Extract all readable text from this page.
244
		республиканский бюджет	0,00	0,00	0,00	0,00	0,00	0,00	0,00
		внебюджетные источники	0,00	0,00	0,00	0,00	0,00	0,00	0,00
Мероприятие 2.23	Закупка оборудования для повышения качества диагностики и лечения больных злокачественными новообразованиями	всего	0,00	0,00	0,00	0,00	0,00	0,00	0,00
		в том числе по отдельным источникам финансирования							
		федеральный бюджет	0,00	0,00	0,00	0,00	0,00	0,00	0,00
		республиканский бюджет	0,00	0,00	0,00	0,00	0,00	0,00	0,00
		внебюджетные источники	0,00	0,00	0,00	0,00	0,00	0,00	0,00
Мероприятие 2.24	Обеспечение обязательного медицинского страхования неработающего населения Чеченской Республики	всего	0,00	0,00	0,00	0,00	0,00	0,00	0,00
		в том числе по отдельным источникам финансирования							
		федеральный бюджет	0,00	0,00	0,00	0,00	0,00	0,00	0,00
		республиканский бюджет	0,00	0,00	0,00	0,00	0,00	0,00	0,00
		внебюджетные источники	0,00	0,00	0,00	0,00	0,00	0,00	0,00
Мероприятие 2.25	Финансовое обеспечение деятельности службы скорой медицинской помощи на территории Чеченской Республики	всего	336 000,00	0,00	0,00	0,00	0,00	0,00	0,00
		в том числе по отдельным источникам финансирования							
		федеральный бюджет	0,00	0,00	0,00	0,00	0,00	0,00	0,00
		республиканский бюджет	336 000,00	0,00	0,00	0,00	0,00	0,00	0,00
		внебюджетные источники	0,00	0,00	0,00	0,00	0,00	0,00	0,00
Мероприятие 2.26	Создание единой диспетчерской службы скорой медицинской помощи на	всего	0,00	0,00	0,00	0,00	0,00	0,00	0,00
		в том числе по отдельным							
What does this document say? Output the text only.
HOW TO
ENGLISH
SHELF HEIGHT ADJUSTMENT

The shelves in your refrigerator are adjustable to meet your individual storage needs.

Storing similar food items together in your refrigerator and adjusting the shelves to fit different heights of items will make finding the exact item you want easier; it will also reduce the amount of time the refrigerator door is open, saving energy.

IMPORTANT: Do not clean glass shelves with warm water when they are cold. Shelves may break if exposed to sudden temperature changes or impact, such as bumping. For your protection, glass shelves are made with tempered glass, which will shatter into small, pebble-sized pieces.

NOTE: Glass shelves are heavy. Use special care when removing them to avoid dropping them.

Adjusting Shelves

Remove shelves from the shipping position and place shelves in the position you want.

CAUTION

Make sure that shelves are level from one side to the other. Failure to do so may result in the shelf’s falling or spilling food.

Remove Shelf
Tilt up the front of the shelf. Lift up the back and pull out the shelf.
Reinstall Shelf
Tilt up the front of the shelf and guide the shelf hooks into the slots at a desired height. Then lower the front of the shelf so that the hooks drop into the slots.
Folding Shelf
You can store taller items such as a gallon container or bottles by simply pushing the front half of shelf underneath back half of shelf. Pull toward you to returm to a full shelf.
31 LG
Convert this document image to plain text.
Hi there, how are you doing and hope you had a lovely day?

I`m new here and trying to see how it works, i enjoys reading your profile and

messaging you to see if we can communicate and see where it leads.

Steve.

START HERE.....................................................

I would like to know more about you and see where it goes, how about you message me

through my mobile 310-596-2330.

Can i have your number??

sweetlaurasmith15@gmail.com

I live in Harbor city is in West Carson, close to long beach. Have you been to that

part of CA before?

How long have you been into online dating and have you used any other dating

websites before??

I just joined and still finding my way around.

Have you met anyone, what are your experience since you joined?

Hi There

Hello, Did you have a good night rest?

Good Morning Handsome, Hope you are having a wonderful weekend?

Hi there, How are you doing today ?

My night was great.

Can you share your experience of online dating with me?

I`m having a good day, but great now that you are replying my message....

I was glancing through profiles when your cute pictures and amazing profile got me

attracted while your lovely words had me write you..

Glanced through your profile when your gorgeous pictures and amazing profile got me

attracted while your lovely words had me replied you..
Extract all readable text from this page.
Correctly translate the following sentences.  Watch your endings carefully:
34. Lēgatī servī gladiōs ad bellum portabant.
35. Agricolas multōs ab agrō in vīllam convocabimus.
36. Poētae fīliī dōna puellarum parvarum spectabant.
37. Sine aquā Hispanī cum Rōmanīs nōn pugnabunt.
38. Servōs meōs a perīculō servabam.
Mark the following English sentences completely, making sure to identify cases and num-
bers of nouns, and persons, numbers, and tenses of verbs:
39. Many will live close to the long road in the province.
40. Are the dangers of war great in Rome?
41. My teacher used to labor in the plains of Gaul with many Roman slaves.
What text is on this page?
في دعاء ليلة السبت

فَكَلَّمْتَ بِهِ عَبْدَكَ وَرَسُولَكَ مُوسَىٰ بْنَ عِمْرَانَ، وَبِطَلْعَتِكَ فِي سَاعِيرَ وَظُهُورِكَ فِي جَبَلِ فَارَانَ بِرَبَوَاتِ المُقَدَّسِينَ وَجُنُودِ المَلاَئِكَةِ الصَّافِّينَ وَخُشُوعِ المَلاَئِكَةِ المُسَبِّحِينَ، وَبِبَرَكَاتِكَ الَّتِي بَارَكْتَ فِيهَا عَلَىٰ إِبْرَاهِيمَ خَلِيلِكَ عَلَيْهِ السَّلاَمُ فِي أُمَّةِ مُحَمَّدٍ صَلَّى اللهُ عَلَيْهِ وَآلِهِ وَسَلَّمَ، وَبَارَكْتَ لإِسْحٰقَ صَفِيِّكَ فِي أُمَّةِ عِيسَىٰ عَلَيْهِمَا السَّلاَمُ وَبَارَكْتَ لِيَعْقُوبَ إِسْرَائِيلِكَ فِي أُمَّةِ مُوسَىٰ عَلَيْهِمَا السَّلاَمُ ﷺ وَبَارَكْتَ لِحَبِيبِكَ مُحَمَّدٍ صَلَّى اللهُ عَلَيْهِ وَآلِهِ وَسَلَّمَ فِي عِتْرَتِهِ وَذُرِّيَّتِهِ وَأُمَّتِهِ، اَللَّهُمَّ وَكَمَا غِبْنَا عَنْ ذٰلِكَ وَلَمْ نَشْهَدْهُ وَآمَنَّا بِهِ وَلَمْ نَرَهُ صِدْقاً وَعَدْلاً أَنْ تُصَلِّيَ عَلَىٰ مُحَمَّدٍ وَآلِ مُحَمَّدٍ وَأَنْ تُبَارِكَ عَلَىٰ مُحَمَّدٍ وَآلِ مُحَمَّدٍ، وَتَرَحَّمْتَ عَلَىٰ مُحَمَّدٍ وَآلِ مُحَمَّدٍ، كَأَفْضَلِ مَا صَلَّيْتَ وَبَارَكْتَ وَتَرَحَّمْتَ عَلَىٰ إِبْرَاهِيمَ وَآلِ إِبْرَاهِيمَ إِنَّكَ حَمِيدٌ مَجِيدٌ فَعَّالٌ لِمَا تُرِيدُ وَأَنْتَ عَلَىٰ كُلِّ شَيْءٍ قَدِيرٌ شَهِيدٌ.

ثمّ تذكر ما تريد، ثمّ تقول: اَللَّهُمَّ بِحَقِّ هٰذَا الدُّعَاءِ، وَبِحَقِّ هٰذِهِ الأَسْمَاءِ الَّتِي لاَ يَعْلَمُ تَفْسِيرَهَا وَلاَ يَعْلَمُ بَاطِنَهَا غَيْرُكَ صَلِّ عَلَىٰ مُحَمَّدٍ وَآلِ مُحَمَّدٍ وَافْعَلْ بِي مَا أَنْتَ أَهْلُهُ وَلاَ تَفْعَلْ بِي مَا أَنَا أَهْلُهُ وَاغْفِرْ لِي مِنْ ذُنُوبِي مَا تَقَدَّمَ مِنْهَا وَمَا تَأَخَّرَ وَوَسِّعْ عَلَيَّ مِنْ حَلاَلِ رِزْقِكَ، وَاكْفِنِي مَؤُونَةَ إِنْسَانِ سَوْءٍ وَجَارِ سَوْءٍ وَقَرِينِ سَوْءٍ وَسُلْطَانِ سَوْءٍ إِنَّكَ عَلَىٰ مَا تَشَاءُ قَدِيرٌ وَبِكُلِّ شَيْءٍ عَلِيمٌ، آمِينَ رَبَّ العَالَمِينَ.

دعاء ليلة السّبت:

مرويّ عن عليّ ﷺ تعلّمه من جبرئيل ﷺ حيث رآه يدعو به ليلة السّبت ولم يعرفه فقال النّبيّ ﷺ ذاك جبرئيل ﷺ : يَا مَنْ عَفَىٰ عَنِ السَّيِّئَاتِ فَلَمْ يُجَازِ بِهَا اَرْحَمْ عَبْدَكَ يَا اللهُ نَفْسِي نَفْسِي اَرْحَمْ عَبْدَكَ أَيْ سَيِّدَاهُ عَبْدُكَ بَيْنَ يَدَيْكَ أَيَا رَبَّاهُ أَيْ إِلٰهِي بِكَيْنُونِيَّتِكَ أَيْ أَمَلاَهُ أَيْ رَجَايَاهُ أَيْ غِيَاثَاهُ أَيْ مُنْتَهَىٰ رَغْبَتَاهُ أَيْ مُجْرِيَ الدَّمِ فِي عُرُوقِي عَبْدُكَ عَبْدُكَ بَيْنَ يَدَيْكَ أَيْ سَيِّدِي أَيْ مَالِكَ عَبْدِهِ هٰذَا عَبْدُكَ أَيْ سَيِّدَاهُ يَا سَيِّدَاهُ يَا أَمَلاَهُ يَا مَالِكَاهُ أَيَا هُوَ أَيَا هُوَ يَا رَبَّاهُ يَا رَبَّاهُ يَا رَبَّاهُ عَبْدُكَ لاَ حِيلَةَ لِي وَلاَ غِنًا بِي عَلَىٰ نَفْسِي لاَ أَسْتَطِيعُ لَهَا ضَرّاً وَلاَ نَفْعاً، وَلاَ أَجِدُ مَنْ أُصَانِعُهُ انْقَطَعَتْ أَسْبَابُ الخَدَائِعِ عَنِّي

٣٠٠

+--

▸ Instructions to follow: All lines above containing the string "Чеченской" are to be collected.

▸ Right answer:
Мероприятие 2.24	Обеспечение обязательного медицинского страхования неработающего населения Чеченской Республики	всего	0,00	0,00	0,00	0,00	0,00	0,00	0,00
Мероприятие 2.25	Финансовое обеспечение деятельности службы скорой медицинской помощи на территории Чеченской Республики	всего	336 000,00	0,00	0,00	0,00	0,00	0,00	0,00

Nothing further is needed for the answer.